→ To be done:
Reproduce all lines of the listing below in which the word "Центрального" occurs.

→ Materials provided:
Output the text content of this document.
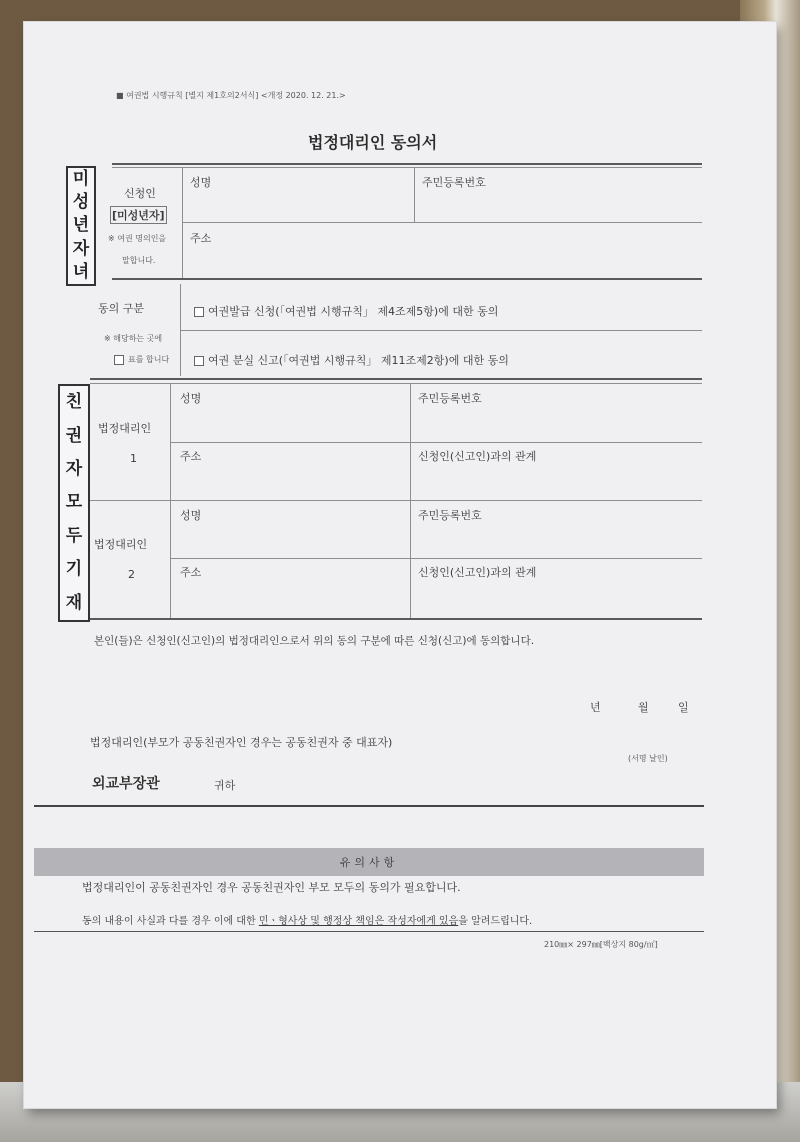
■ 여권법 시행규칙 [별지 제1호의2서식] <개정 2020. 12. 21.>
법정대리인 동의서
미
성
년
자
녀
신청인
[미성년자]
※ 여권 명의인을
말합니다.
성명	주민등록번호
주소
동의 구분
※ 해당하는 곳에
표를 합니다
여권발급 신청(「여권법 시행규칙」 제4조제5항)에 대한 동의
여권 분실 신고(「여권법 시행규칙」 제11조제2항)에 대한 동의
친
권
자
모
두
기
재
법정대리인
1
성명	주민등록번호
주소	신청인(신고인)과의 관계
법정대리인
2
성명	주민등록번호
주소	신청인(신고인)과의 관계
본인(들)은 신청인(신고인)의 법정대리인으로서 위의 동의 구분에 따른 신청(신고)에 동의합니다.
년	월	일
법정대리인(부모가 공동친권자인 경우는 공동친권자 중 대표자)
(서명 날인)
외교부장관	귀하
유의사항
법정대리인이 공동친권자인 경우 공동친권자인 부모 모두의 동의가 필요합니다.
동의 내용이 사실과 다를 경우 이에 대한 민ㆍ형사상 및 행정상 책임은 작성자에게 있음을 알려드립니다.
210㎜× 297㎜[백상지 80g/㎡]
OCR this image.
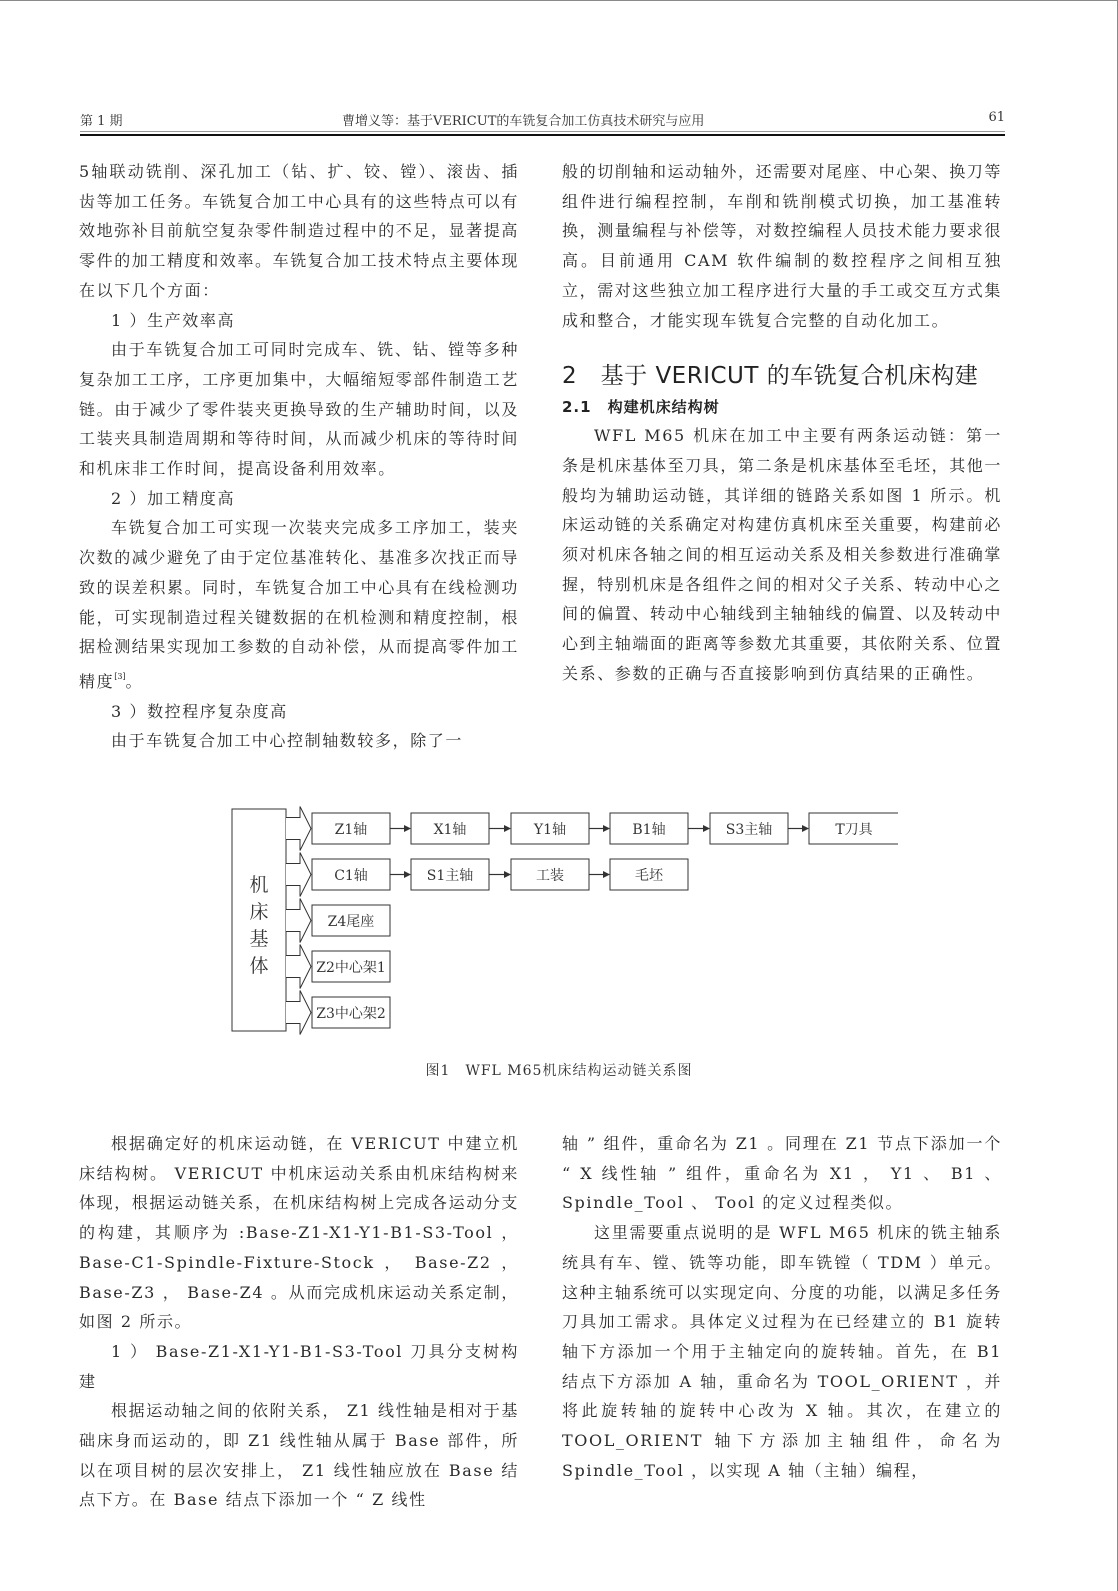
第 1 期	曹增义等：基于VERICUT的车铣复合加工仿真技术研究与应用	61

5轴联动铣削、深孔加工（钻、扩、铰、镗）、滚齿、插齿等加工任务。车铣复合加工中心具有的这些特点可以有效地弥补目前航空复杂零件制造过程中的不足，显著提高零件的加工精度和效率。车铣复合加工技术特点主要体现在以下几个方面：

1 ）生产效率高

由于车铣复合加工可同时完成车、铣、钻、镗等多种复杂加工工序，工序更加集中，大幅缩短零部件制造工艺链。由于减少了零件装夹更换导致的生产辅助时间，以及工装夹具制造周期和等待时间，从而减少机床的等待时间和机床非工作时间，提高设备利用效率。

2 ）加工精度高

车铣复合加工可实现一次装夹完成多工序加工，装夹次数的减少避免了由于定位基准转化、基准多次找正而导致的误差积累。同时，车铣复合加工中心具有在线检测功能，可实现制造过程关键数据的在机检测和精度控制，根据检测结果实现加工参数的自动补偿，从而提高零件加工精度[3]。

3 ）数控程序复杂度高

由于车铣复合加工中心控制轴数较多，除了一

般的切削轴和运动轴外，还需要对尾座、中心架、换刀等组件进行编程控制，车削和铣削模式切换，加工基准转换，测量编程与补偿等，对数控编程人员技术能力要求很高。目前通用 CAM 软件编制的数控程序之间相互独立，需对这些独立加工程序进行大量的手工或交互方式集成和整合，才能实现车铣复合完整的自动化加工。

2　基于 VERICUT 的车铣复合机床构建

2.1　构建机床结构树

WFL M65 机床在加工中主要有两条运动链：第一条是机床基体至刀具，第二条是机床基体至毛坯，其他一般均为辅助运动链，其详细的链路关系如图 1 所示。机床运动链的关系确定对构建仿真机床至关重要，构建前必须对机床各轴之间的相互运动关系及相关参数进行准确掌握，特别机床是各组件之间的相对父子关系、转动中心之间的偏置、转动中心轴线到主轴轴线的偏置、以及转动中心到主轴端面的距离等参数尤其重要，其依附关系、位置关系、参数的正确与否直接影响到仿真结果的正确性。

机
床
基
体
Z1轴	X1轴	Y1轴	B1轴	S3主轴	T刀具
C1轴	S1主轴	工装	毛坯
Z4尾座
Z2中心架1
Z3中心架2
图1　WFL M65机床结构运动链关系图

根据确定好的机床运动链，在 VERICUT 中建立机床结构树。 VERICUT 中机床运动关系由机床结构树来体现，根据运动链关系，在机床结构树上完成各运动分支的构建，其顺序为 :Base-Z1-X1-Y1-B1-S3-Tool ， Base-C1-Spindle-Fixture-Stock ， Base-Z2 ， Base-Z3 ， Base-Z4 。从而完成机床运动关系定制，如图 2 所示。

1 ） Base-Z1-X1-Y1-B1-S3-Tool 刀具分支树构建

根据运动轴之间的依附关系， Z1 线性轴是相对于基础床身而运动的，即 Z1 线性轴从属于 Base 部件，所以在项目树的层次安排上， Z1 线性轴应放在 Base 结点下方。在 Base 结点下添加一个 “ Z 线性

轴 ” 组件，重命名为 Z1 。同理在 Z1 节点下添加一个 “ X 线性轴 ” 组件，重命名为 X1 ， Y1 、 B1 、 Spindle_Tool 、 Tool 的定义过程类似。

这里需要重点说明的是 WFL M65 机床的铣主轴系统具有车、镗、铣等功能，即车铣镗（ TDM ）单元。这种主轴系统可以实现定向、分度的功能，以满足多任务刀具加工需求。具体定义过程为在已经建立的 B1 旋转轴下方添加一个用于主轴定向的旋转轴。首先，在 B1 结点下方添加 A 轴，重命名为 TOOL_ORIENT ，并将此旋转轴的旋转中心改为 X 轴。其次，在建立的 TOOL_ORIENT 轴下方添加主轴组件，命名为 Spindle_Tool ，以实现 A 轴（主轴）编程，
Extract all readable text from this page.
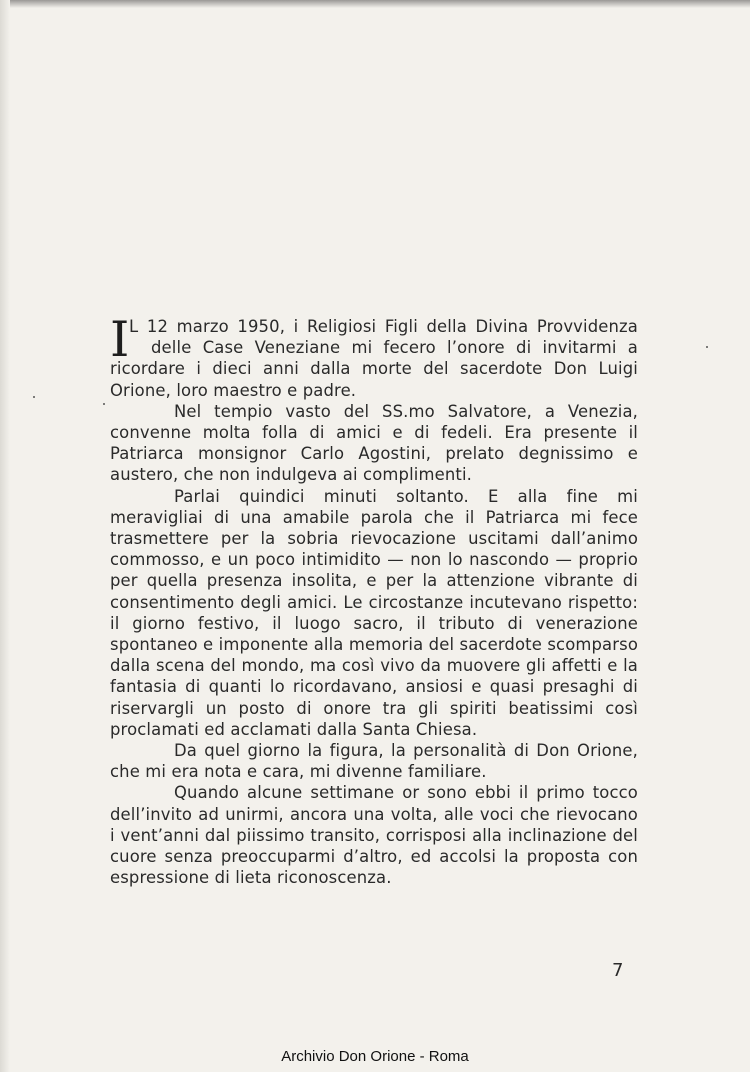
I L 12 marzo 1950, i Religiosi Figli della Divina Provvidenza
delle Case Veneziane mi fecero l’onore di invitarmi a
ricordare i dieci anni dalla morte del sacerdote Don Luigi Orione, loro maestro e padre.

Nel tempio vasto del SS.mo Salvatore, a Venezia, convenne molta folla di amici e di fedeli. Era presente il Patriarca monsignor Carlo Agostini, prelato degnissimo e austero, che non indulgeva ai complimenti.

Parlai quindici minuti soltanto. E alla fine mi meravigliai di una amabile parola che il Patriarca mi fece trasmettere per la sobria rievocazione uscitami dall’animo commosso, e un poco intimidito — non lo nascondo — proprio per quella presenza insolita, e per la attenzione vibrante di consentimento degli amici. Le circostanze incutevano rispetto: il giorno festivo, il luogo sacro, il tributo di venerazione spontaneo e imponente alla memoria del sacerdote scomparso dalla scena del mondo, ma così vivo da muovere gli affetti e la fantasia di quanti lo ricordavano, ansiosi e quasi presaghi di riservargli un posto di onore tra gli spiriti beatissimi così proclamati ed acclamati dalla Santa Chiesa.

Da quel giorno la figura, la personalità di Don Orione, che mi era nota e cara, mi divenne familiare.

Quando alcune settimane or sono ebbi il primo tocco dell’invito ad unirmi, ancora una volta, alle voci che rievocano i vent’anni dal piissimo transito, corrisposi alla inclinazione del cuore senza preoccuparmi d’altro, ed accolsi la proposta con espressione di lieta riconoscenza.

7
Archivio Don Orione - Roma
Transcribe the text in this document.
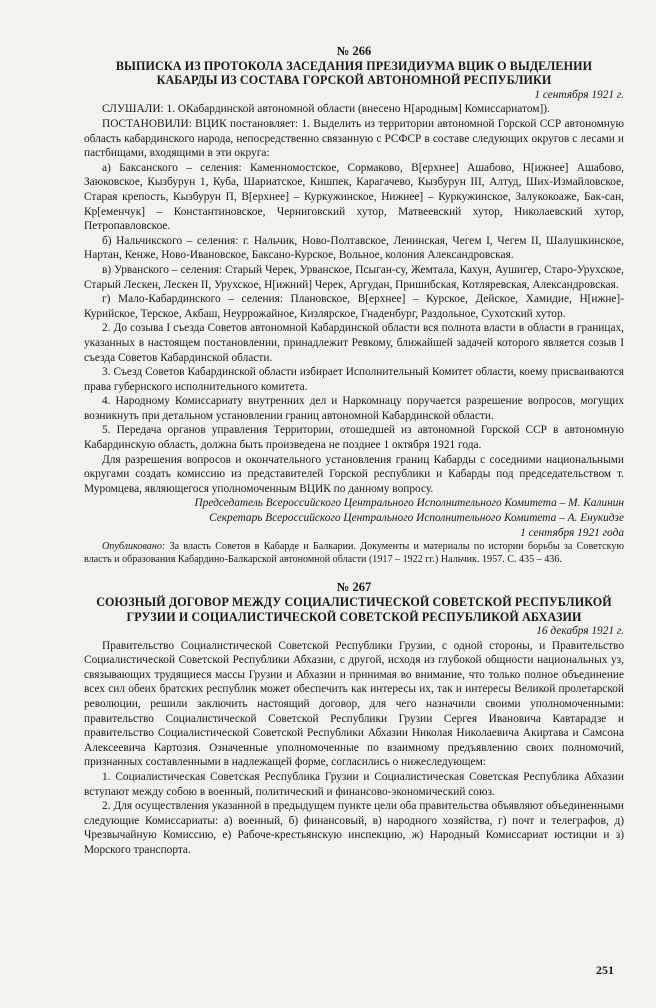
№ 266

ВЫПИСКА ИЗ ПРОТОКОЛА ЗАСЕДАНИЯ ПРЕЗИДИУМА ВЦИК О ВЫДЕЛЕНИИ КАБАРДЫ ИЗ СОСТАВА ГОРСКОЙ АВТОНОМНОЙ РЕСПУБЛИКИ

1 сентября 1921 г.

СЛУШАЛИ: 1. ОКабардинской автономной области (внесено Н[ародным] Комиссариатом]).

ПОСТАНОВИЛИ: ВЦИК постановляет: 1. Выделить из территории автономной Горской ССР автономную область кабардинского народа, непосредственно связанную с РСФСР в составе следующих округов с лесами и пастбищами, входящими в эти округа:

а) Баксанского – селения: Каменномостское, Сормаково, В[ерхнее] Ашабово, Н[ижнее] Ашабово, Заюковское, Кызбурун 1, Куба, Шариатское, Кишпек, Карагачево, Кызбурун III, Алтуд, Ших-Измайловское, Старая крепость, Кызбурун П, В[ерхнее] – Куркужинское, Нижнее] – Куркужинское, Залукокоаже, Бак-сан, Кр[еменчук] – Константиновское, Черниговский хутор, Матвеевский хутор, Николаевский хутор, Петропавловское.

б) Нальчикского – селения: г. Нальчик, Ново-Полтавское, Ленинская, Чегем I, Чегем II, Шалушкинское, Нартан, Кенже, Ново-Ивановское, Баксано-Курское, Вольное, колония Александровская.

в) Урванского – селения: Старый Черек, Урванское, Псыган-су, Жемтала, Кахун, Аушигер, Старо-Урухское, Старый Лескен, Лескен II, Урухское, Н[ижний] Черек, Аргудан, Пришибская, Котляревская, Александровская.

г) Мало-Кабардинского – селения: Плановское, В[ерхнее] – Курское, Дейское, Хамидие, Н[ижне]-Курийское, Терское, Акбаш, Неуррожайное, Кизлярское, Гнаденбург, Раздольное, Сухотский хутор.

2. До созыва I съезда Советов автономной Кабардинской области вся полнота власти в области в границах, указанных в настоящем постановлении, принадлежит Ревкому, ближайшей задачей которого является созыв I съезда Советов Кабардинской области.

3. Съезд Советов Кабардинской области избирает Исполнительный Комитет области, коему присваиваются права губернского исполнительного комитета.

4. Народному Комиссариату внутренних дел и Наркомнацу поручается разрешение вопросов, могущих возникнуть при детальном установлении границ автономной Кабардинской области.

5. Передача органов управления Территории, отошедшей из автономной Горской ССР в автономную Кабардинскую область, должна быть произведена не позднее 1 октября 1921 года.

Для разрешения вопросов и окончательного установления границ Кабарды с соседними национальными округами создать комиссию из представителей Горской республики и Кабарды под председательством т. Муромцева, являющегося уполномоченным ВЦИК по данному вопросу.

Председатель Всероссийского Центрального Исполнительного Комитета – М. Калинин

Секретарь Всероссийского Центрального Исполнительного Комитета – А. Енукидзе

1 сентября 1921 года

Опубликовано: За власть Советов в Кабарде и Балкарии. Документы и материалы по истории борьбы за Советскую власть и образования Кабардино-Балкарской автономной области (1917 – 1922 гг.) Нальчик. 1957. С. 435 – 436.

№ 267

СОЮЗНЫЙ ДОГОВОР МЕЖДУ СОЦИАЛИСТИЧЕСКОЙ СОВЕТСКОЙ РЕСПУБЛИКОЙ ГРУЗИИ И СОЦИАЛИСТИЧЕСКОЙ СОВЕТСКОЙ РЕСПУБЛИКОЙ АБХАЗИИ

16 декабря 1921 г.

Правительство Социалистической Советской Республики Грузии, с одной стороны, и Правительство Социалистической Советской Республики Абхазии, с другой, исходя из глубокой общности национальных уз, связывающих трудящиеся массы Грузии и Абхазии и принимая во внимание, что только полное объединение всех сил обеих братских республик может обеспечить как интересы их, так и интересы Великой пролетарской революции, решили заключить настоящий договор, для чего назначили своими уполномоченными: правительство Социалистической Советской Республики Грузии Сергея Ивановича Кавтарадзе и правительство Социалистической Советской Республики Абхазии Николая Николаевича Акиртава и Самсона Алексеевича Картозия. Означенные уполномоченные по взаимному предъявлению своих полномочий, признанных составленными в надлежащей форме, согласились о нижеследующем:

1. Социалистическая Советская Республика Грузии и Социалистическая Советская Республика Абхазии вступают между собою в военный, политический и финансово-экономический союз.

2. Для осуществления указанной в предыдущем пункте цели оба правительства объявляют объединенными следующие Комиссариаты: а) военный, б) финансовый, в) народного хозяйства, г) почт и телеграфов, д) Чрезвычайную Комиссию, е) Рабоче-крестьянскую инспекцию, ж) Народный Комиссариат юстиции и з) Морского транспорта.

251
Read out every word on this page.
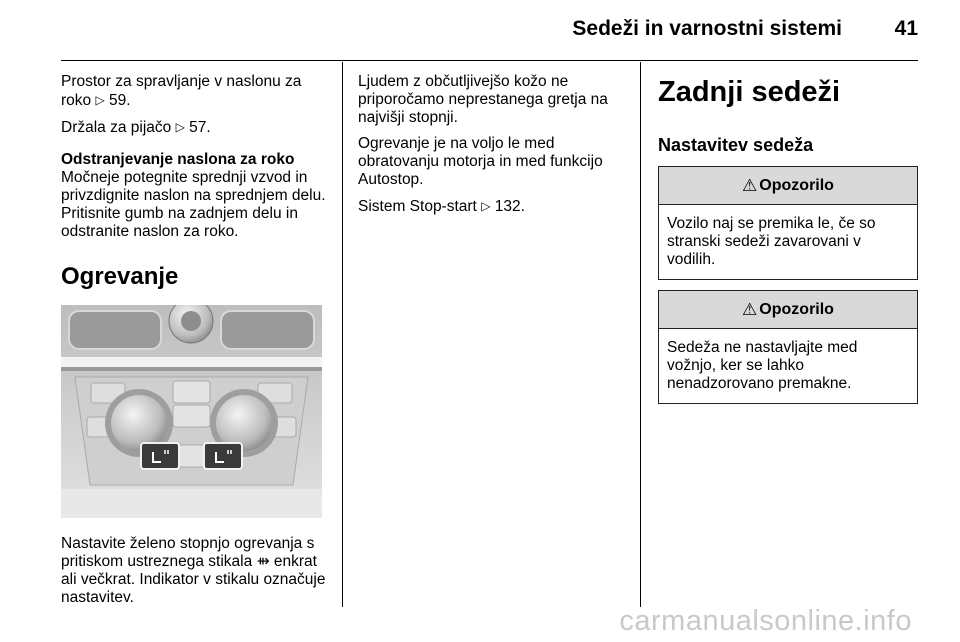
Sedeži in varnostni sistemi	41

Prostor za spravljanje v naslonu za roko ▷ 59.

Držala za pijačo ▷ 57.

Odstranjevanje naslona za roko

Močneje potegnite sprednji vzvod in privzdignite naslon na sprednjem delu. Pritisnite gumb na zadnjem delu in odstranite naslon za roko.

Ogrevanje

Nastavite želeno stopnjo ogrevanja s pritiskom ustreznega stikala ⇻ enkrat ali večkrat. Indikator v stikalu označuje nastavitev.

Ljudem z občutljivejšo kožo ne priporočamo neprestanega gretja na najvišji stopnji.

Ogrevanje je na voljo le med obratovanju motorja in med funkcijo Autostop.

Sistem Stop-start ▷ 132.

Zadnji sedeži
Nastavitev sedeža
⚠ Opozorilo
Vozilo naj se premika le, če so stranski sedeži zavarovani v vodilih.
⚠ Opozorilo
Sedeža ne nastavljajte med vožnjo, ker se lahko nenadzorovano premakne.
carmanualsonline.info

→ Answer to the problem:
Председатель Всероссийского Центрального Исполнительного Комитета – М. Калинин
Секретарь Всероссийского Центрального Исполнительного Комитета – А. Енукидзе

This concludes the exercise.